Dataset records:
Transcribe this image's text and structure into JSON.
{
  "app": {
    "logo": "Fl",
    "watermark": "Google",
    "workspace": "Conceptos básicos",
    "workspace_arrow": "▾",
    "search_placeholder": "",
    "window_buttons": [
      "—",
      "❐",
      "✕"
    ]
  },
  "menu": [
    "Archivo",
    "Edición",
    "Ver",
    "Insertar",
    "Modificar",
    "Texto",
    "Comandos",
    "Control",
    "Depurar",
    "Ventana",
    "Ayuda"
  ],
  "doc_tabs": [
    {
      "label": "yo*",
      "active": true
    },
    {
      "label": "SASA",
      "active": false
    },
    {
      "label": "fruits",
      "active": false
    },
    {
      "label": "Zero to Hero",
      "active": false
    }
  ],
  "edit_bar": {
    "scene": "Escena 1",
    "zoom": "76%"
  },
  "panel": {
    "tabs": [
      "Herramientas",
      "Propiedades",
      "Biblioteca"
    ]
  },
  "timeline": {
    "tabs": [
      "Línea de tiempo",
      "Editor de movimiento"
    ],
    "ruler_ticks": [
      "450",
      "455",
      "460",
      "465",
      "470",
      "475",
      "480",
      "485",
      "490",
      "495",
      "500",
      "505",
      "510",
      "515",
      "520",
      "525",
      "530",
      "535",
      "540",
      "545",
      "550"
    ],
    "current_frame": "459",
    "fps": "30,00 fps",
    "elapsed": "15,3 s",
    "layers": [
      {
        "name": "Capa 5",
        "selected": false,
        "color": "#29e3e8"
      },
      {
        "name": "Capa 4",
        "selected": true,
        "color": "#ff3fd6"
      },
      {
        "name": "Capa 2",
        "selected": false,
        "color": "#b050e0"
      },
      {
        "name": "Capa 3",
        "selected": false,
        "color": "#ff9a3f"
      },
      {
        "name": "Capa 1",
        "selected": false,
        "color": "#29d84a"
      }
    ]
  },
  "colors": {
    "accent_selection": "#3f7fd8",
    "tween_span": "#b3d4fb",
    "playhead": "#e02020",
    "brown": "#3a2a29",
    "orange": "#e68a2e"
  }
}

REQUEST — Copy out each line of the entries that holds "label".

WORKED SOLUTION —
      "label": "yo*",
      "label": "SASA",
      "label": "fruits",
      "label": "Zero to Hero",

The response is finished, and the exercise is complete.